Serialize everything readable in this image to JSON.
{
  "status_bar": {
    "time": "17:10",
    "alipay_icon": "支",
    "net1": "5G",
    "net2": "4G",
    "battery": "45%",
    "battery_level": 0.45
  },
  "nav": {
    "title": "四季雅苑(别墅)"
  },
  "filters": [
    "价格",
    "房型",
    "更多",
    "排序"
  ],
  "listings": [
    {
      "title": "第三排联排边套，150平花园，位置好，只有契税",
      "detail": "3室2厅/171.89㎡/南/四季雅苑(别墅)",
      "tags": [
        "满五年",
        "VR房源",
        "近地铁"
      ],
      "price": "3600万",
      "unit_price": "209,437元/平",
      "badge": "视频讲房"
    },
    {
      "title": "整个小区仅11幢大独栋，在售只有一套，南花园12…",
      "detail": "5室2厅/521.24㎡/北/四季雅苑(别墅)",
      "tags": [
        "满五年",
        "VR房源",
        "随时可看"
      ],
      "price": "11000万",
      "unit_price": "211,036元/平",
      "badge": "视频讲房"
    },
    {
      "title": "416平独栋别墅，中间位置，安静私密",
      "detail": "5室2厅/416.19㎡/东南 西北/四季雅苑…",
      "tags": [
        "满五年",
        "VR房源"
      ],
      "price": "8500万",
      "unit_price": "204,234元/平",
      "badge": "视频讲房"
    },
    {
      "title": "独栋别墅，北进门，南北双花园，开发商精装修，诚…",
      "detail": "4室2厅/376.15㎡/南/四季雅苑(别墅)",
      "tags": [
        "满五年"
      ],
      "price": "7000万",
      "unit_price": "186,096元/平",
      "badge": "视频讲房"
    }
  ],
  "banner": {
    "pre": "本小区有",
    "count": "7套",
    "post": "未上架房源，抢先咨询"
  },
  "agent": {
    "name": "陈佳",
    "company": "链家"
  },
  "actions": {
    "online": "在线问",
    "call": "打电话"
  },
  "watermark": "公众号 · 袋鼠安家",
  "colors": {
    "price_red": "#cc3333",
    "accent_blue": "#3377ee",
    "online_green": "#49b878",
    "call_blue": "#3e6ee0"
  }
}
* * * * * * * * *
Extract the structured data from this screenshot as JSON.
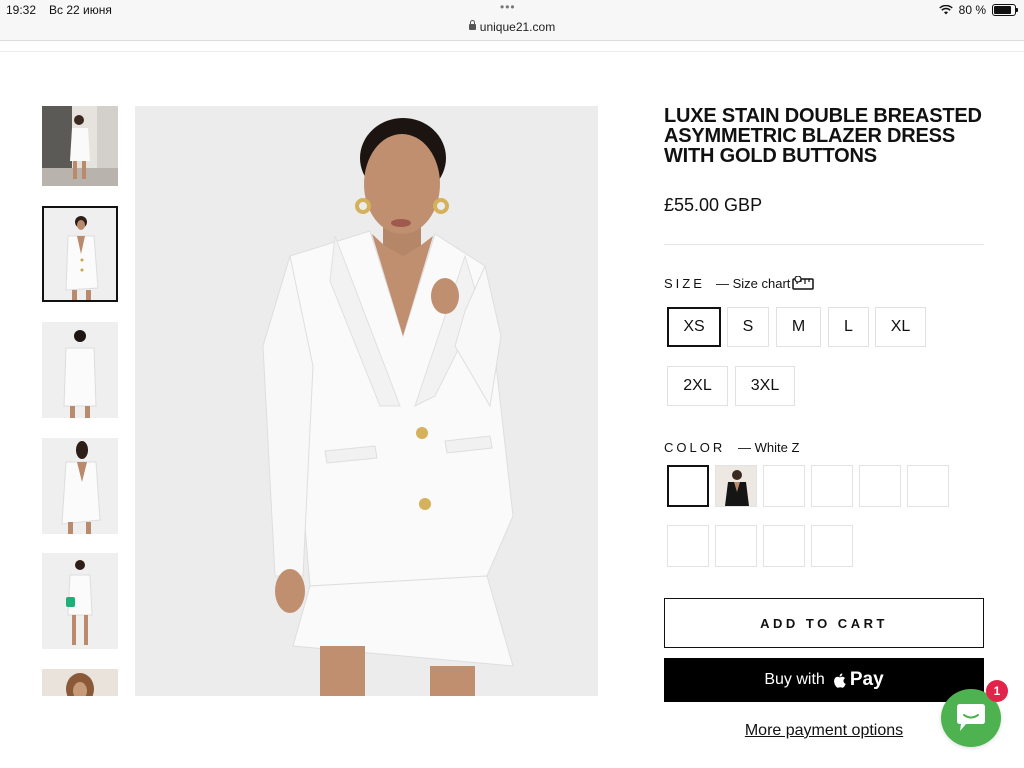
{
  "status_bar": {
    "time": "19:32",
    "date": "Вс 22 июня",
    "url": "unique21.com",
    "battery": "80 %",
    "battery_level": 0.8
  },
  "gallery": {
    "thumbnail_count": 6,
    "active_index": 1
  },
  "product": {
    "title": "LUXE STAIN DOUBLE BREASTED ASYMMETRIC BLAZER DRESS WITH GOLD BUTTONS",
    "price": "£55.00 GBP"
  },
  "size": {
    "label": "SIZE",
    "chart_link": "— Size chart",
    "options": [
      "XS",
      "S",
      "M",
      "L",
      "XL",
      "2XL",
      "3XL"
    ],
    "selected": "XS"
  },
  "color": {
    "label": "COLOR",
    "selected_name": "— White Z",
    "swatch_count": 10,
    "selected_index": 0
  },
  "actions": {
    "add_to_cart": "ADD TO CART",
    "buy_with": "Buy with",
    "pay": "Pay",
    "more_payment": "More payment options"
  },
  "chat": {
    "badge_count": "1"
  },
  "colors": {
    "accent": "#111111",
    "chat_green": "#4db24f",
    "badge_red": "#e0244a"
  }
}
* * * * * * * * *
→ Goal of the exercise
Gather each line of the records holding the string "JSON".

→ Result of the task
Serialize everything readable in this image to JSON.
Extract the structured data from this screenshot as JSON.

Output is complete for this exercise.